Instructions to follow:
Filter the data below for the string "color" and copy each matching line.

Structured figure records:
START

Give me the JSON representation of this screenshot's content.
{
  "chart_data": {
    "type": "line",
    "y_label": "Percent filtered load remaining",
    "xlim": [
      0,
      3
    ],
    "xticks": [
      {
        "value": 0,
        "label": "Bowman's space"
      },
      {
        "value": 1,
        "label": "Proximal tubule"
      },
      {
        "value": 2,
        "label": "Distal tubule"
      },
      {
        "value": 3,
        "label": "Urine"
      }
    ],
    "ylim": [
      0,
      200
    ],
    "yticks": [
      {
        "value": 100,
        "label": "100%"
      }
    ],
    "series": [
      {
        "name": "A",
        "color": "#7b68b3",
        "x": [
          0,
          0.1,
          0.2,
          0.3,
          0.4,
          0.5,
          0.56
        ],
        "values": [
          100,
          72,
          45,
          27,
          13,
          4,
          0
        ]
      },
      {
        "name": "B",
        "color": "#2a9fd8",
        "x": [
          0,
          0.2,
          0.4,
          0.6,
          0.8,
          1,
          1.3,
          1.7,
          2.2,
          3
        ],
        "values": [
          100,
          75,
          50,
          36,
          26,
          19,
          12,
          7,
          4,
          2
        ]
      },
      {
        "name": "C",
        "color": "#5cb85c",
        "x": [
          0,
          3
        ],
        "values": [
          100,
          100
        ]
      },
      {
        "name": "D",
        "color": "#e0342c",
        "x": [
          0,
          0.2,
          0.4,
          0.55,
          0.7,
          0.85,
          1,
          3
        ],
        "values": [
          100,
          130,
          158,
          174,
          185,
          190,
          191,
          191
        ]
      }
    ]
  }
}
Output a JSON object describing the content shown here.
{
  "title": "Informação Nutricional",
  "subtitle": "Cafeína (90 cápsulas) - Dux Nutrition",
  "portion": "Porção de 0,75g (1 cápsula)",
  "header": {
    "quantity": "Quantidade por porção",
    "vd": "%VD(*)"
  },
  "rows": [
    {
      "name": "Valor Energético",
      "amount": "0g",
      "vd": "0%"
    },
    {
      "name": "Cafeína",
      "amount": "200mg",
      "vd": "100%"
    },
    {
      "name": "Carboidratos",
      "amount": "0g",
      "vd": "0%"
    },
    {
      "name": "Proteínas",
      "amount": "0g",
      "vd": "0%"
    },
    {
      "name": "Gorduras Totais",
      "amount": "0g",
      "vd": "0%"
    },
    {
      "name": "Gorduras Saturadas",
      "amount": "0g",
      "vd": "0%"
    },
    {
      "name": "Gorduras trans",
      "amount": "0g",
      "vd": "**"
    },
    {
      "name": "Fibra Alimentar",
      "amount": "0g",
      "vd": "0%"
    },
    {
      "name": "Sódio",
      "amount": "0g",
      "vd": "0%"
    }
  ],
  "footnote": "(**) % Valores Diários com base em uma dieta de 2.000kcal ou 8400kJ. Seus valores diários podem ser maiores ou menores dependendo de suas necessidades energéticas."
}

END

Output below:
        "color": "#7b68b3",
        "color": "#2a9fd8",
        "color": "#5cb85c",
        "color": "#e0342c",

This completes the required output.